▶ Text shown:
%%
14 Responses to Morrill’s Monday Morning Mashup – 1/30/12

  1. Jack LaBloom says:

    I love your Monday Morning Mashup, Jan. You have once again pointed me to sites providing great information for writers. I checked them out and read their posts. I'm glad I did.You made the right decision, Jan. In my opinion, your novel, BROKEN DOLLS needs little, if any, editing at all. It is a wonderful story, excellently written.

  2. Jan Morrill says:

    Thank you, Jack, for letting me know these links were helpful. Most of all, thank you for your opinion on Broken Dolls. Your support means a lot. 🙂

  3. Madison Woods says:

    I agree with Jack on the (lack of) editing needs of Broken Dolls. Great links again this week, Jan – thanks!
%%
▶ Actions to take:
(1) List the names of everyone who posted a comment in the comment thread.
(2) Copy word for word the part of the comment thread that opens with the words containing "Thank you, Jack, for" and closes with "Jan – thanks!".
(3) In the comment thread, what is the title of Jan's novel?
The lines that come after this are not needed.

▶ Provided material:
%%
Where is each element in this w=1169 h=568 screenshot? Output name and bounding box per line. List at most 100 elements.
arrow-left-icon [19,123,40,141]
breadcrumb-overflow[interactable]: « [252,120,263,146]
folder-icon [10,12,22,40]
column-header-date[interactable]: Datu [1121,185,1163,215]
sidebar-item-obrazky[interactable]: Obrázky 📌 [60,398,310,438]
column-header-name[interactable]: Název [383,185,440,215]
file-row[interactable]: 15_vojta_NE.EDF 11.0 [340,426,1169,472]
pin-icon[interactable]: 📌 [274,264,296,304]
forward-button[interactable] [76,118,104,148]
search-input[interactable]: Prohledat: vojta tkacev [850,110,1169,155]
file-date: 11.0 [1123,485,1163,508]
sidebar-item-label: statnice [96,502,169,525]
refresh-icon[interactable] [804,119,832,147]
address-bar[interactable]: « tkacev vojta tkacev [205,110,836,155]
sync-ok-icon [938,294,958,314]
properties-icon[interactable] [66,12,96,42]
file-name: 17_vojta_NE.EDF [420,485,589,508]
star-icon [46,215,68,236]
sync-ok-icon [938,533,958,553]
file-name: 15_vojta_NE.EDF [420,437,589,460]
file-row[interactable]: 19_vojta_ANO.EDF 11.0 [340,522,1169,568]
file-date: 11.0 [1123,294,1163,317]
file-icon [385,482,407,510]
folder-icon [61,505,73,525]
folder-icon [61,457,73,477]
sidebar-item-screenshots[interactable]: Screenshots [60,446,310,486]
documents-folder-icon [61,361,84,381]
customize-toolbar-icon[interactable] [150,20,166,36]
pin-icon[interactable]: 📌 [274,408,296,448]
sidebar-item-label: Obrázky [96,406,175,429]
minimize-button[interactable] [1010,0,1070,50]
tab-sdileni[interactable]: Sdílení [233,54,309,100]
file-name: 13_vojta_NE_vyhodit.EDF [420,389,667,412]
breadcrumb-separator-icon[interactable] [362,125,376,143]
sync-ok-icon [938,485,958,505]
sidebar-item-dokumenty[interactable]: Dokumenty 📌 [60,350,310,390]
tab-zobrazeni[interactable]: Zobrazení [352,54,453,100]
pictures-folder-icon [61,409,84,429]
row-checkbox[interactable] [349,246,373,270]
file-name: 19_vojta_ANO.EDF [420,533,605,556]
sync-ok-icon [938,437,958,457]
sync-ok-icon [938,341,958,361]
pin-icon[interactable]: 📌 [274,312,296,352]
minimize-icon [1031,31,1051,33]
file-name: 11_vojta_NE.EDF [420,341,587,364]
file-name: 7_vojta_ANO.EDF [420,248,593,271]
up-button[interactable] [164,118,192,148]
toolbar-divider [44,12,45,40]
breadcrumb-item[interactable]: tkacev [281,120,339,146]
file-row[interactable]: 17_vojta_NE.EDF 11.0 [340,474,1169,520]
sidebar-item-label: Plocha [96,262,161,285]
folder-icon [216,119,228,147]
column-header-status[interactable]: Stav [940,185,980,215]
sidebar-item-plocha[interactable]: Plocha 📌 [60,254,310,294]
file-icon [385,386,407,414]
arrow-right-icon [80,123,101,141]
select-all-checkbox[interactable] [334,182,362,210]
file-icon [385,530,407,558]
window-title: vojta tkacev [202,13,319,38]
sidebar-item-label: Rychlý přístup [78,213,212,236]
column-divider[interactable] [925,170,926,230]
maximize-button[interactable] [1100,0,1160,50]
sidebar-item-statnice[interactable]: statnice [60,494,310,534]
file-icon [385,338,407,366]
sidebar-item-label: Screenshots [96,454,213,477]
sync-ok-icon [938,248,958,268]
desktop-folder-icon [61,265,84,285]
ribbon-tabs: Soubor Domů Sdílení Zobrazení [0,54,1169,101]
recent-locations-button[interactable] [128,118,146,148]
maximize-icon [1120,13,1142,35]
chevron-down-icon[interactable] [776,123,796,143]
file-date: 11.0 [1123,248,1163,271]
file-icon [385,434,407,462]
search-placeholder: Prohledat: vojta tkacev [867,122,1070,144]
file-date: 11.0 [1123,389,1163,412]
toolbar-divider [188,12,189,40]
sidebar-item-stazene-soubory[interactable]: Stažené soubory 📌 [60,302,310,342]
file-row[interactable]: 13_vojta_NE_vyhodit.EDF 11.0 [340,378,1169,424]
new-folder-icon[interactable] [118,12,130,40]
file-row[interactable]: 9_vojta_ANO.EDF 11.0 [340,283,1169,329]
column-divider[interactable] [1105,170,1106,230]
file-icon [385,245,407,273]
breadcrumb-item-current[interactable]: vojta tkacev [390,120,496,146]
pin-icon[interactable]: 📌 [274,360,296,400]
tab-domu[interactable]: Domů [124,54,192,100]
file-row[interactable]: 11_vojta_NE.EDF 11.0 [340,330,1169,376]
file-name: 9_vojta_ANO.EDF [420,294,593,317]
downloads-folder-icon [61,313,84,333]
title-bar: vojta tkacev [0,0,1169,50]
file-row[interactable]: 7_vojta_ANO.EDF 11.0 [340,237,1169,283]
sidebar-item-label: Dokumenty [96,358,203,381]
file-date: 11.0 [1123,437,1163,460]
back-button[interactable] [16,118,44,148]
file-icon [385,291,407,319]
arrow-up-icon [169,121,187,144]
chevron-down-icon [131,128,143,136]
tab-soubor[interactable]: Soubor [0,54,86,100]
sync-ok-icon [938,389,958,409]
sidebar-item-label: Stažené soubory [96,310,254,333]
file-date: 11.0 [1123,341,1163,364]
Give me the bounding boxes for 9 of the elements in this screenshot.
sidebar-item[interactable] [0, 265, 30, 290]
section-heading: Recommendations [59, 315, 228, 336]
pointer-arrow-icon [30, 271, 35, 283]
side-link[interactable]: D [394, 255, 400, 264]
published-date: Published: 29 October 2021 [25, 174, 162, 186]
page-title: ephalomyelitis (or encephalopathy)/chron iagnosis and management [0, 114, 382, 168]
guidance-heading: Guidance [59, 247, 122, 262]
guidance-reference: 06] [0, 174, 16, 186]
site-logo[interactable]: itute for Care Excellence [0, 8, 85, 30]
%%
▶ Answers for the tasks:
(1) Jack LaBloom, Jan Morrill, Madison Woods

(2)
Thank you, Jack, for letting me know these links were helpful. Most of all, thank you for your opinion on Broken Dolls. Your support means a lot. 🙂

  3. Madison Woods says:

    I agree with Jack on the (lack of) editing needs of Broken Dolls. Great links again this week, Jan – thanks!

(3) Broken Dolls